• _Stored dataset items_
-- Start --

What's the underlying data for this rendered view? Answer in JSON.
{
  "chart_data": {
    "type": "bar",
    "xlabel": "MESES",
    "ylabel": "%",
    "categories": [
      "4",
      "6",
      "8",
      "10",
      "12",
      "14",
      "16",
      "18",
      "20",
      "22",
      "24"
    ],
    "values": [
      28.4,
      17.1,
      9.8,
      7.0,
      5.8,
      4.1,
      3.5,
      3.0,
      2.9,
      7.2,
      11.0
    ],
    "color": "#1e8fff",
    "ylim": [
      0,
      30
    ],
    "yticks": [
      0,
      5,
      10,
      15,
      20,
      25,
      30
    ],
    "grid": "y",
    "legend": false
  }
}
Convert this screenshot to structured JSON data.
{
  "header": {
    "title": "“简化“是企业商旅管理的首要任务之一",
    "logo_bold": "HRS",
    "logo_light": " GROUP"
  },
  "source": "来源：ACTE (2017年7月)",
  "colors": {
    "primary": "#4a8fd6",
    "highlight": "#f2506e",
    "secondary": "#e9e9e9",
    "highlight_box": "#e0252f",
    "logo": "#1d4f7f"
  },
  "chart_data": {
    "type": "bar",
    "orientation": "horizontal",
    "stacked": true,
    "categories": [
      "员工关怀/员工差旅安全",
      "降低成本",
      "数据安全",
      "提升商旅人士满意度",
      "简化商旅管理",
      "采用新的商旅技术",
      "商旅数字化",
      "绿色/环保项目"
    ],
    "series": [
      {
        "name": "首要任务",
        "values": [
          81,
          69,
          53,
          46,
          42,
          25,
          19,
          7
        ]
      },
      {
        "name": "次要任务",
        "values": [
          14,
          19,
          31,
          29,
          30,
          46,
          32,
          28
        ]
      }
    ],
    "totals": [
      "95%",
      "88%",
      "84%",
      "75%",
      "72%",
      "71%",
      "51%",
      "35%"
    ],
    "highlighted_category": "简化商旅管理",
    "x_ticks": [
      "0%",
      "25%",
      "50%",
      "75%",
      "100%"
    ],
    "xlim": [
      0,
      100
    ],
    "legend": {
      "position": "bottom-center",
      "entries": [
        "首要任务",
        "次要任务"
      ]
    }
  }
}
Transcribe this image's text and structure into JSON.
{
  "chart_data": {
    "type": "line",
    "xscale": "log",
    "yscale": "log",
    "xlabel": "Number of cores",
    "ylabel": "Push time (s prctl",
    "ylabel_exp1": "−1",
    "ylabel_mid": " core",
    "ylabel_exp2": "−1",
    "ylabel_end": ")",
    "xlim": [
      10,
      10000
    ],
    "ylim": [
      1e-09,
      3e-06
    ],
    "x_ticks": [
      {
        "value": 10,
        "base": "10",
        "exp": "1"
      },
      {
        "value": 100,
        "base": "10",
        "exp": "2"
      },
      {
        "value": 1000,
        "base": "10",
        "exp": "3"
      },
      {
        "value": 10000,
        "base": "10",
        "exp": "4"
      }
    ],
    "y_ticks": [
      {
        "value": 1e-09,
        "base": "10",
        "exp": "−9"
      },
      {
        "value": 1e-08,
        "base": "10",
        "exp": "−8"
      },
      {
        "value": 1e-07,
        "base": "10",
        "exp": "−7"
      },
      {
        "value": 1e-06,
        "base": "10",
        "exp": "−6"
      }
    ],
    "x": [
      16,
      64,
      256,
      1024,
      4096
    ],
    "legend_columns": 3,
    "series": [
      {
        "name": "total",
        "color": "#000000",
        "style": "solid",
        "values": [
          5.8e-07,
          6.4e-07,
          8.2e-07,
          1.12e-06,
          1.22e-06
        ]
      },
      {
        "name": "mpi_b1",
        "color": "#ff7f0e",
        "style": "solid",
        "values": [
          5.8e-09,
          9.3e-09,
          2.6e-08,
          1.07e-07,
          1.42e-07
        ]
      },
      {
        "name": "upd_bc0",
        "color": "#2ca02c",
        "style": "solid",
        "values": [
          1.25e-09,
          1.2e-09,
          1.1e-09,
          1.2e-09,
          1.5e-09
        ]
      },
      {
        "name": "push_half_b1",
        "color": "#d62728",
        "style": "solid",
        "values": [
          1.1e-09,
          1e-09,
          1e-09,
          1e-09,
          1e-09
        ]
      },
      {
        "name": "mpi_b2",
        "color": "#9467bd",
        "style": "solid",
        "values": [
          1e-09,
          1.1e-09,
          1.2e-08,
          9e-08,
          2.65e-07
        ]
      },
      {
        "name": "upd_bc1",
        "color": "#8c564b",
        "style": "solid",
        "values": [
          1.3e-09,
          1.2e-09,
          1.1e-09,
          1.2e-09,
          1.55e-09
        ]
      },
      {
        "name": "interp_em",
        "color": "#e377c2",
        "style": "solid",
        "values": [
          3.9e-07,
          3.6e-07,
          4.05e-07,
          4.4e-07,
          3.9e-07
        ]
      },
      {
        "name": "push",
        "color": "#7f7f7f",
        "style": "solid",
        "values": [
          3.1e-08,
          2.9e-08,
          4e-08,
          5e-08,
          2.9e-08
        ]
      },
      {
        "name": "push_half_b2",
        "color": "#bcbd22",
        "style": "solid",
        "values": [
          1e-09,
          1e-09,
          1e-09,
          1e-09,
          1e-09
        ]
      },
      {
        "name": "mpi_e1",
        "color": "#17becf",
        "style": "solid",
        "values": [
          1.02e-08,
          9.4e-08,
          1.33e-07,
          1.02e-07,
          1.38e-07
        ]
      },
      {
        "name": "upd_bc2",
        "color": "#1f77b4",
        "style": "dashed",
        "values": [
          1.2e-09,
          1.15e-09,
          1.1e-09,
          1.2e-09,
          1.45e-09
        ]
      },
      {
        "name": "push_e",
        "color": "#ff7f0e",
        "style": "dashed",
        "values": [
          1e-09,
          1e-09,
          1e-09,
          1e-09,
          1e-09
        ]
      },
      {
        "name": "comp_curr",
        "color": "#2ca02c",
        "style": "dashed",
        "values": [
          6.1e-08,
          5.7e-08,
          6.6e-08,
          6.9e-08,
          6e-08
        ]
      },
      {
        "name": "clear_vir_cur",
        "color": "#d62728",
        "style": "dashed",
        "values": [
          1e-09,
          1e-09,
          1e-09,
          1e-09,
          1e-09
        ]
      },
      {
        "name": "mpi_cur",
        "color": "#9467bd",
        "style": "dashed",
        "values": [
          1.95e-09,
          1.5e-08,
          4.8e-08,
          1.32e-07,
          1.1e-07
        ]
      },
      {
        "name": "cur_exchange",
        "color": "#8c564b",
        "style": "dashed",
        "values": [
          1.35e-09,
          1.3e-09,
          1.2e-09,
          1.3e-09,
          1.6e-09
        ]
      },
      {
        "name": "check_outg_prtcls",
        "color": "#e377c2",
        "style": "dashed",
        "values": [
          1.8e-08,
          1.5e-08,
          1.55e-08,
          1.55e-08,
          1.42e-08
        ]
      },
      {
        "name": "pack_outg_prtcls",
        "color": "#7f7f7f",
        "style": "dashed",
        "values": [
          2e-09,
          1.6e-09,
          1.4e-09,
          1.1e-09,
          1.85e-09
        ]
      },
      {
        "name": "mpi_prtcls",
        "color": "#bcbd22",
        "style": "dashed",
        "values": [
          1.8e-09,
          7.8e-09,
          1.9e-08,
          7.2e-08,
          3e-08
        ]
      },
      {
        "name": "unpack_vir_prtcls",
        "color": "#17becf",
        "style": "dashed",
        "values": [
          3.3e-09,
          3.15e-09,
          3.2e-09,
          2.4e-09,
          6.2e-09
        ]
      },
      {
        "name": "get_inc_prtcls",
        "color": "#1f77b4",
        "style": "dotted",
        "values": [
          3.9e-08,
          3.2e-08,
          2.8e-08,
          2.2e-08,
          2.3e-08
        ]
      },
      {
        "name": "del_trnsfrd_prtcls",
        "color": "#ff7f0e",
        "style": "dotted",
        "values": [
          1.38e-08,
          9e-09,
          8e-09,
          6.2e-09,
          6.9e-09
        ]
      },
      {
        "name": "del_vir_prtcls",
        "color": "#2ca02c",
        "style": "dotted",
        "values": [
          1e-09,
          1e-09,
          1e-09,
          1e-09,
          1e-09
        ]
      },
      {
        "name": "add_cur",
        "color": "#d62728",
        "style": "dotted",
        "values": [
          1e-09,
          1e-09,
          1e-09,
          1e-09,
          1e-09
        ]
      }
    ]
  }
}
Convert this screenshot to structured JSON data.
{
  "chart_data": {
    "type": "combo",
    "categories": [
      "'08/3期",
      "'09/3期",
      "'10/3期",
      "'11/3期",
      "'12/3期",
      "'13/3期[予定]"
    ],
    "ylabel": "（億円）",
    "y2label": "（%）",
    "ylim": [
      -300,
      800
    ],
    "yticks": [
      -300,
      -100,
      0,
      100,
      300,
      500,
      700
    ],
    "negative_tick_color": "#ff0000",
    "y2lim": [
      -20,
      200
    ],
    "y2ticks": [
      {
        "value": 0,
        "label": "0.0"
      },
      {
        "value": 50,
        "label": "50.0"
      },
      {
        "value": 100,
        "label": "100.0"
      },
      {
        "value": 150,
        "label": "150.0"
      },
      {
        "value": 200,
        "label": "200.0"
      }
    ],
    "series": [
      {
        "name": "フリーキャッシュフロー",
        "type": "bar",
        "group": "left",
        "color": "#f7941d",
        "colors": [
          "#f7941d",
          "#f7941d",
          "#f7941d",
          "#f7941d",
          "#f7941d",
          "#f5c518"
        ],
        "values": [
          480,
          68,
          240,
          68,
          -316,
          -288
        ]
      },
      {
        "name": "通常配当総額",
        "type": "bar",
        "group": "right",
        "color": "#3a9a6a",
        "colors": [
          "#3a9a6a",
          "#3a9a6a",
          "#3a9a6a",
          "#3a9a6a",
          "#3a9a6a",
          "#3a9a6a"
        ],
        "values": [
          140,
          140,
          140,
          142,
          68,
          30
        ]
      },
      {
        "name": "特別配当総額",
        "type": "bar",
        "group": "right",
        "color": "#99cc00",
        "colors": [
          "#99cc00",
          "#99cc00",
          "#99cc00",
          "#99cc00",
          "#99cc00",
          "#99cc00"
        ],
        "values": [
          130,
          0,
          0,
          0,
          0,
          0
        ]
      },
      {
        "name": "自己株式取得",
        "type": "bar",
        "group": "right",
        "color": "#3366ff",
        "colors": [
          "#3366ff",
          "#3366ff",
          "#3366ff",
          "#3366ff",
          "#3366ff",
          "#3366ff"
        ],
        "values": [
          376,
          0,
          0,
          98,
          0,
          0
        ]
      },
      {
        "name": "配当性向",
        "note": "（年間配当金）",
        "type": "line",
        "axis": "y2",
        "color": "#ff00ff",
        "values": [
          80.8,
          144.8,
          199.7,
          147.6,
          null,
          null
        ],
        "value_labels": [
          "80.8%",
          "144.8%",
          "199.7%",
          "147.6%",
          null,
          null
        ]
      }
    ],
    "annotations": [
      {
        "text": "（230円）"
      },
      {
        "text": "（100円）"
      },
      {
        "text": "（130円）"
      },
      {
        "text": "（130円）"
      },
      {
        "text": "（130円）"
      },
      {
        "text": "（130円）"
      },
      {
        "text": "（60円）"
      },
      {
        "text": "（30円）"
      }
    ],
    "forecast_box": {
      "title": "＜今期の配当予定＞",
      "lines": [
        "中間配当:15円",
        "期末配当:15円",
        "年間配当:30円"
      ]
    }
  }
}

-- End --

• _PROMPT_
In the listing, find every line containing the word "JSON" and list it.

• _WORKED SOLUTION_
What's the underlying data for this rendered view? Answer in JSON.
Convert this screenshot to structured JSON data.
Transcribe this image's text and structure into JSON.
Convert this screenshot to structured JSON data.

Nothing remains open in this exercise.